Supplied material:
•••••
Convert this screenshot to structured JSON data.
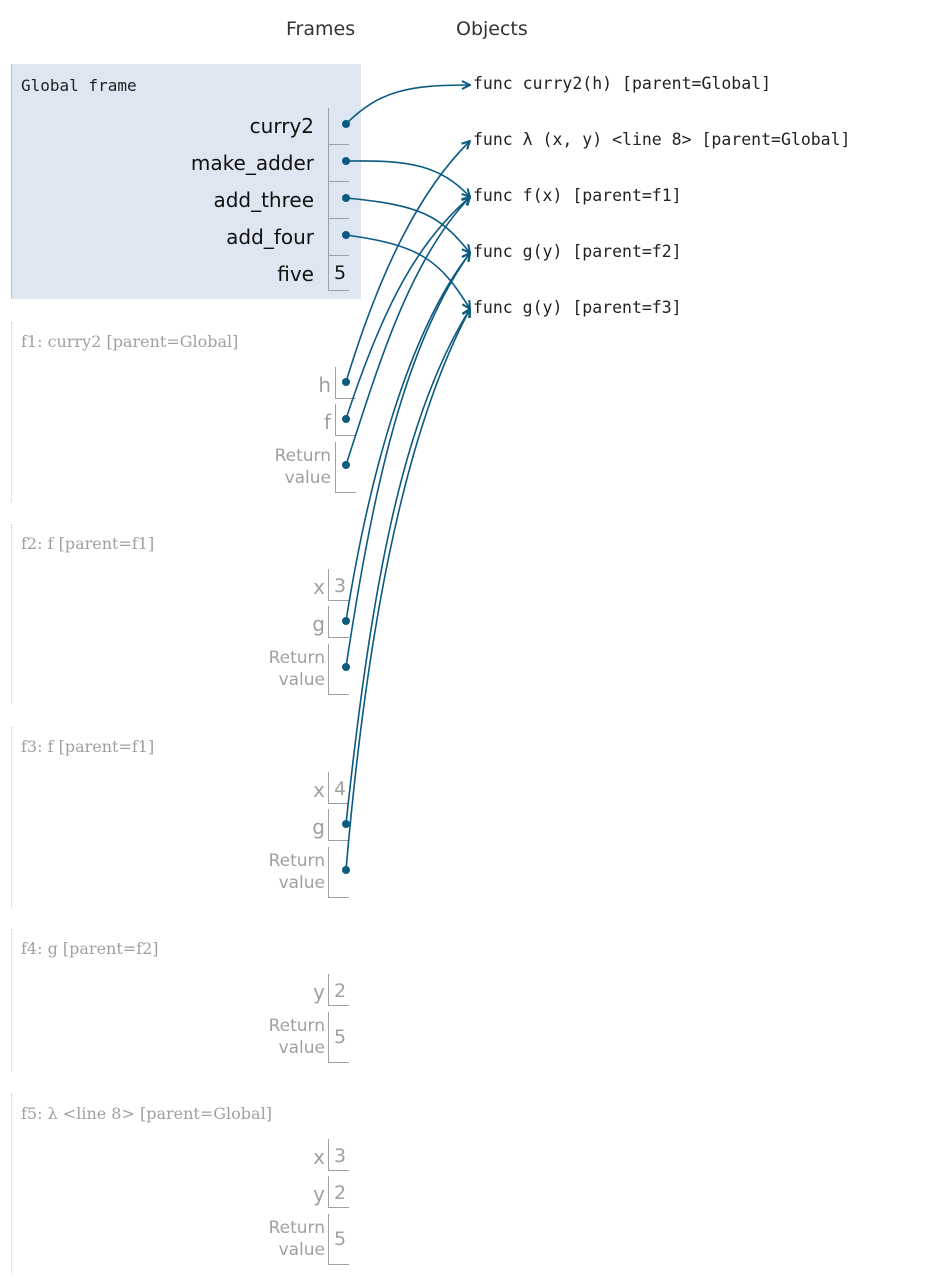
{
  "headers": {
    "frames": "Frames",
    "objects": "Objects"
  },
  "colors": {
    "arrow": "#0b5a80",
    "global_bg": "#dee6f2",
    "dim_text": "#a0a0a0"
  },
  "global": {
    "title": "Global frame",
    "vars": [
      {
        "name": "curry2",
        "value": ""
      },
      {
        "name": "make_adder",
        "value": ""
      },
      {
        "name": "add_three",
        "value": ""
      },
      {
        "name": "add_four",
        "value": ""
      },
      {
        "name": "five",
        "value": "5"
      }
    ]
  },
  "frames": [
    {
      "title": "f1: curry2 [parent=Global]",
      "vars": [
        {
          "name": "h",
          "value": ""
        },
        {
          "name": "f",
          "value": ""
        }
      ],
      "return_label": [
        "Return",
        "value"
      ],
      "return_value": ""
    },
    {
      "title": "f2: f [parent=f1]",
      "vars": [
        {
          "name": "x",
          "value": "3"
        },
        {
          "name": "g",
          "value": ""
        }
      ],
      "return_label": [
        "Return",
        "value"
      ],
      "return_value": ""
    },
    {
      "title": "f3: f [parent=f1]",
      "vars": [
        {
          "name": "x",
          "value": "4"
        },
        {
          "name": "g",
          "value": ""
        }
      ],
      "return_label": [
        "Return",
        "value"
      ],
      "return_value": ""
    },
    {
      "title": "f4: g [parent=f2]",
      "vars": [
        {
          "name": "y",
          "value": "2"
        }
      ],
      "return_label": [
        "Return",
        "value"
      ],
      "return_value": "5"
    },
    {
      "title": "f5: λ  <line  8> [parent=Global]",
      "vars": [
        {
          "name": "x",
          "value": "3"
        },
        {
          "name": "y",
          "value": "2"
        }
      ],
      "return_label": [
        "Return",
        "value"
      ],
      "return_value": "5"
    }
  ],
  "objects": [
    "func curry2(h) [parent=Global]",
    "func  λ (x,   y)  <line  8> [parent=Global]",
    "func f(x) [parent=f1]",
    "func g(y) [parent=f2]",
    "func g(y) [parent=f3]"
  ]
}
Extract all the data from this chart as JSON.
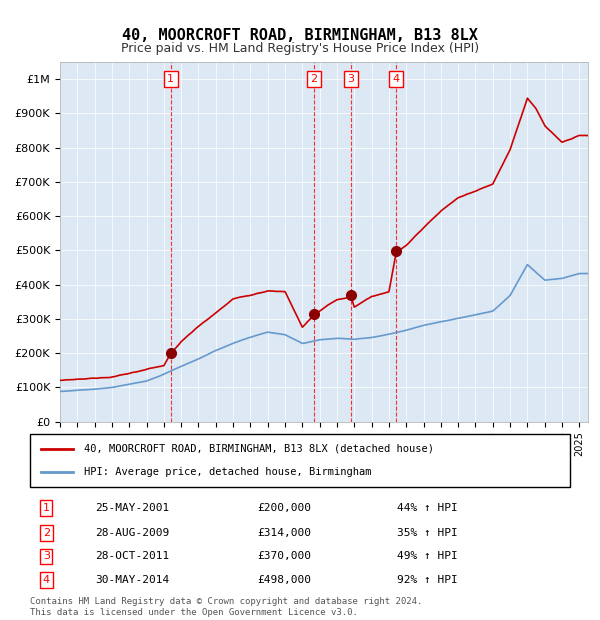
{
  "title": "40, MOORCROFT ROAD, BIRMINGHAM, B13 8LX",
  "subtitle": "Price paid vs. HM Land Registry's House Price Index (HPI)",
  "bg_color": "#dce9f5",
  "plot_bg_color": "#dce9f5",
  "sale_color": "#cc0000",
  "hpi_color": "#6699cc",
  "transactions": [
    {
      "num": 1,
      "date_label": "25-MAY-2001",
      "year": 2001.4,
      "price": 200000,
      "pct": "44%"
    },
    {
      "num": 2,
      "date_label": "28-AUG-2009",
      "year": 2009.65,
      "price": 314000,
      "pct": "35%"
    },
    {
      "num": 3,
      "date_label": "28-OCT-2011",
      "year": 2011.82,
      "price": 370000,
      "pct": "49%"
    },
    {
      "num": 4,
      "date_label": "30-MAY-2014",
      "year": 2014.41,
      "price": 498000,
      "pct": "92%"
    }
  ],
  "ylim": [
    0,
    1050000
  ],
  "xlim_start": 1995,
  "xlim_end": 2025.5,
  "yticks": [
    0,
    100000,
    200000,
    300000,
    400000,
    500000,
    600000,
    700000,
    800000,
    900000,
    1000000
  ],
  "ytick_labels": [
    "£0",
    "£100K",
    "£200K",
    "£300K",
    "£400K",
    "£500K",
    "£600K",
    "£700K",
    "£800K",
    "£900K",
    "£1M"
  ],
  "legend_sale": "40, MOORCROFT ROAD, BIRMINGHAM, B13 8LX (detached house)",
  "legend_hpi": "HPI: Average price, detached house, Birmingham",
  "footer": "Contains HM Land Registry data © Crown copyright and database right 2024.\nThis data is licensed under the Open Government Licence v3.0."
}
•••••
The records above must be transcribed exactly. Pictures are left out of the copy.

The output:
Convert this screenshot to structured JSON data.
{
  "headers": {
    "frames": "Frames",
    "objects": "Objects"
  },
  "colors": {
    "arrow": "#0b5a80",
    "global_bg": "#dee6f2",
    "dim_text": "#a0a0a0"
  },
  "global": {
    "title": "Global frame",
    "vars": [
      {
        "name": "curry2",
        "value": ""
      },
      {
        "name": "make_adder",
        "value": ""
      },
      {
        "name": "add_three",
        "value": ""
      },
      {
        "name": "add_four",
        "value": ""
      },
      {
        "name": "five",
        "value": "5"
      }
    ]
  },
  "frames": [
    {
      "title": "f1: curry2 [parent=Global]",
      "vars": [
        {
          "name": "h",
          "value": ""
        },
        {
          "name": "f",
          "value": ""
        }
      ],
      "return_label": [
        "Return",
        "value"
      ],
      "return_value": ""
    },
    {
      "title": "f2: f [parent=f1]",
      "vars": [
        {
          "name": "x",
          "value": "3"
        },
        {
          "name": "g",
          "value": ""
        }
      ],
      "return_label": [
        "Return",
        "value"
      ],
      "return_value": ""
    },
    {
      "title": "f3: f [parent=f1]",
      "vars": [
        {
          "name": "x",
          "value": "4"
        },
        {
          "name": "g",
          "value": ""
        }
      ],
      "return_label": [
        "Return",
        "value"
      ],
      "return_value": ""
    },
    {
      "title": "f4: g [parent=f2]",
      "vars": [
        {
          "name": "y",
          "value": "2"
        }
      ],
      "return_label": [
        "Return",
        "value"
      ],
      "return_value": "5"
    },
    {
      "title": "f5: λ  <line  8> [parent=Global]",
      "vars": [
        {
          "name": "x",
          "value": "3"
        },
        {
          "name": "y",
          "value": "2"
        }
      ],
      "return_label": [
        "Return",
        "value"
      ],
      "return_value": "5"
    }
  ],
  "objects": [
    "func curry2(h) [parent=Global]",
    "func  λ (x,   y)  <line  8> [parent=Global]",
    "func f(x) [parent=f1]",
    "func g(y) [parent=f2]",
    "func g(y) [parent=f3]"
  ]
}
Extract all the data from this chart as JSON.
{
  "title": "40, MOORCROFT ROAD, BIRMINGHAM, B13 8LX",
  "subtitle": "Price paid vs. HM Land Registry's House Price Index (HPI)",
  "bg_color": "#dce9f5",
  "plot_bg_color": "#dce9f5",
  "sale_color": "#cc0000",
  "hpi_color": "#6699cc",
  "transactions": [
    {
      "num": 1,
      "date_label": "25-MAY-2001",
      "year": 2001.4,
      "price": 200000,
      "pct": "44%"
    },
    {
      "num": 2,
      "date_label": "28-AUG-2009",
      "year": 2009.65,
      "price": 314000,
      "pct": "35%"
    },
    {
      "num": 3,
      "date_label": "28-OCT-2011",
      "year": 2011.82,
      "price": 370000,
      "pct": "49%"
    },
    {
      "num": 4,
      "date_label": "30-MAY-2014",
      "year": 2014.41,
      "price": 498000,
      "pct": "92%"
    }
  ],
  "ylim": [
    0,
    1050000
  ],
  "xlim_start": 1995,
  "xlim_end": 2025.5,
  "yticks": [
    0,
    100000,
    200000,
    300000,
    400000,
    500000,
    600000,
    700000,
    800000,
    900000,
    1000000
  ],
  "ytick_labels": [
    "£0",
    "£100K",
    "£200K",
    "£300K",
    "£400K",
    "£500K",
    "£600K",
    "£700K",
    "£800K",
    "£900K",
    "£1M"
  ],
  "legend_sale": "40, MOORCROFT ROAD, BIRMINGHAM, B13 8LX (detached house)",
  "legend_hpi": "HPI: Average price, detached house, Birmingham",
  "footer": "Contains HM Land Registry data © Crown copyright and database right 2024.\nThis data is licensed under the Open Government Licence v3.0."
}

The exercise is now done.